** Begin MATERIALS PROVIDED **

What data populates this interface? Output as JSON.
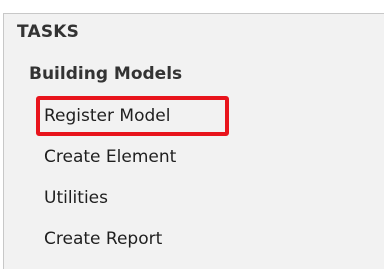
{
  "panel": {
    "title": "TASKS",
    "section": {
      "heading": "Building Models",
      "items": [
        {
          "label": "Register Model",
          "highlighted": true
        },
        {
          "label": "Create Element",
          "highlighted": false
        },
        {
          "label": "Utilities",
          "highlighted": false
        },
        {
          "label": "Create Report",
          "highlighted": false
        }
      ]
    }
  },
  "colors": {
    "panel_background": "#f2f2f2",
    "highlight_border": "#e8141c",
    "text": "#1f1f1f"
  }
}
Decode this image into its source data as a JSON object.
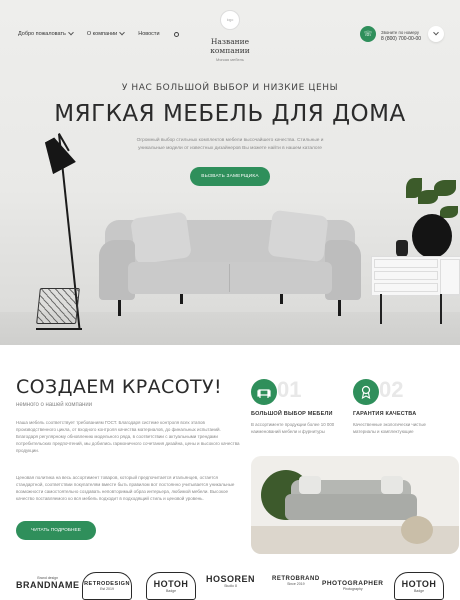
{
  "header": {
    "nav": [
      {
        "label": "Добро пожаловать",
        "has_dropdown": true
      },
      {
        "label": "О компании",
        "has_dropdown": true
      },
      {
        "label": "Новости",
        "has_dropdown": false
      }
    ],
    "logo_text": "logo",
    "site_name": "Название компании",
    "site_tagline": "Мягкая мебель",
    "callback_label": "Звоните по номеру",
    "phone": "8 (800) 700-00-00"
  },
  "hero": {
    "subtitle": "У НАС БОЛЬШОЙ ВЫБОР И НИЗКИЕ ЦЕНЫ",
    "title": "МЯГКАЯ МЕБЕЛЬ ДЛЯ ДОМА",
    "description": "Огромный выбор стильных комплектов мебели высочайшего качества. Стильные и уникальные модели от известных дизайнеров Вы можете найти в нашем каталоге",
    "button_label": "ВЫЗВАТЬ ЗАМЕРЩИКА"
  },
  "about": {
    "title": "СОЗДАЕМ КРАСОТУ!",
    "subtitle": "немного о нашей компании",
    "paragraph1": "Наша мебель соответствует требованиям ГОСТ. Благодаря системе контроля всех этапов производственного цикла, от входного контроля качества материалов, до финальных испытаний. Благодаря регулярному обновлению модельного ряда, в соответствии с актуальными трендами потребительских предпочтений, мы добились гармоничного сочетания дизайна, цены и высокого качества продукции.",
    "paragraph2": "Ценовая политика на весь ассортимент товаров, который предпочитается итальянцев, остается стандартной, соответствии покупателям вместе быть правилом вот постоянно учитывается уникальные возможности самостоятельно создавать неповторимый образ интерьера, любимой мебели. Высокое качество поставляемого ко вся мебель подходит в подходящий стиль и ценовой уровень.",
    "button_label": "ЧИТАТЬ ПОДРОБНЕЕ"
  },
  "features": [
    {
      "number": "01",
      "icon": "sofa-icon",
      "title": "БОЛЬШОЙ ВЫБОР МЕБЕЛИ",
      "text": "В ассортименте продукции более 10 000 наименований мебели и фурнитуры"
    },
    {
      "number": "02",
      "icon": "award-icon",
      "title": "ГАРАНТИЯ КАЧЕСТВА",
      "text": "Качественные экологически чистые материалы и комплектующие"
    }
  ],
  "brands": [
    {
      "name": "BRANDNAME",
      "sub": "Brand design"
    },
    {
      "name": "RETRODESIGN",
      "sub": "Est 2019"
    },
    {
      "name": "HOTOH",
      "sub": "Badge"
    },
    {
      "name": "HOSOREN",
      "sub": "Studio 8"
    },
    {
      "name": "RETROBRAND",
      "sub": "Since 2019"
    },
    {
      "name": "PHOTOGRAPHER",
      "sub": "Photography"
    },
    {
      "name": "HOTOH",
      "sub": "Badge"
    }
  ],
  "colors": {
    "accent": "#2f8f5b",
    "text_dark": "#2b2b2b",
    "text_muted": "#888888"
  }
}
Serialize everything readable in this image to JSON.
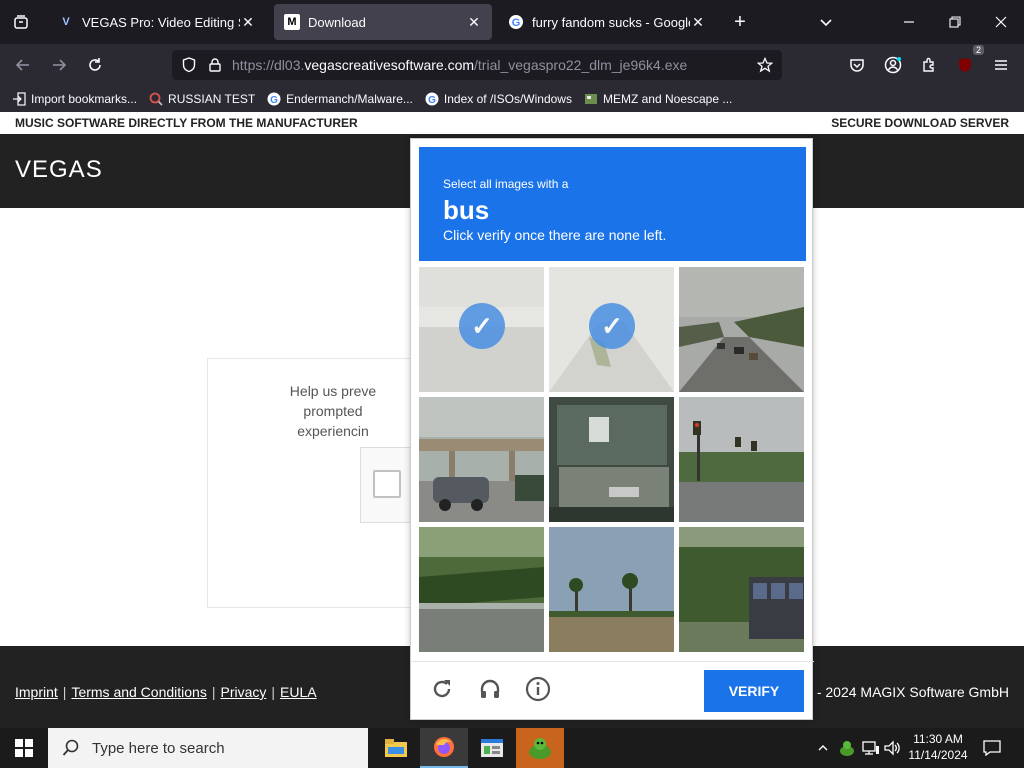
{
  "browser": {
    "tabs": [
      {
        "label": "VEGAS Pro: Video Editing Softw",
        "favicon": "V",
        "active": false
      },
      {
        "label": "Download",
        "favicon": "M",
        "active": true
      },
      {
        "label": "furry fandom sucks - Google Se",
        "favicon": "G",
        "active": false
      }
    ],
    "url_prefix": "https://dl03.",
    "url_domain": "vegascreativesoftware.com",
    "url_path": "/trial_vegaspro22_dlm_je96k4.exe",
    "extension_badge": "2",
    "bookmarks": [
      {
        "label": "Import bookmarks...",
        "icon": "import-icon"
      },
      {
        "label": "RUSSIAN TEST",
        "icon": "search-icon"
      },
      {
        "label": "Endermanch/Malware...",
        "icon": "google-icon"
      },
      {
        "label": "Index of /ISOs/Windows",
        "icon": "google-icon"
      },
      {
        "label": "MEMZ and Noescape ...",
        "icon": "image-icon"
      }
    ]
  },
  "site": {
    "top_left": "MUSIC SOFTWARE DIRECTLY FROM THE MANUFACTURER",
    "top_right": "SECURE DOWNLOAD SERVER",
    "logo": "VEGAS",
    "card_lines": [
      "Help us preve",
      "prompted",
      "experiencin"
    ],
    "footer_links": [
      "Imprint",
      "Terms and Conditions",
      "Privacy",
      "EULA"
    ],
    "copyright": "3 - 2024 MAGIX Software GmbH"
  },
  "captcha": {
    "prompt": "Select all images with a",
    "target": "bus",
    "instruction": "Click verify once there are none left.",
    "verify_label": "VERIFY",
    "tiles": [
      {
        "scene": "blank road, faded",
        "selected": true
      },
      {
        "scene": "road with small object, faded",
        "selected": true
      },
      {
        "scene": "highway with cars and trees",
        "selected": false
      },
      {
        "scene": "overpass with car",
        "selected": false
      },
      {
        "scene": "bus front window close-up",
        "selected": false
      },
      {
        "scene": "intersection with traffic lights",
        "selected": false
      },
      {
        "scene": "bridge guardrail and trees",
        "selected": false
      },
      {
        "scene": "palm trees and sky",
        "selected": false
      },
      {
        "scene": "bus side among trees",
        "selected": false
      }
    ]
  },
  "taskbar": {
    "search_placeholder": "Type here to search",
    "time": "11:30 AM",
    "date": "11/14/2024"
  },
  "colors": {
    "captcha_blue": "#1a73e8",
    "site_dark": "#222222",
    "browser_bg": "#1c1b22"
  }
}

** End MATERIALS PROVIDED **

* YOUR OBJECTIVE: Copy all lines of the listing above that contain the string "scene".

* RESPONSE FOR THIS EXERCISE:
        "scene": "blank road, faded",
        "scene": "road with small object, faded",
        "scene": "highway with cars and trees",
        "scene": "overpass with car",
        "scene": "bus front window close-up",
        "scene": "intersection with traffic lights",
        "scene": "bridge guardrail and trees",
        "scene": "palm trees and sky",
        "scene": "bus side among trees",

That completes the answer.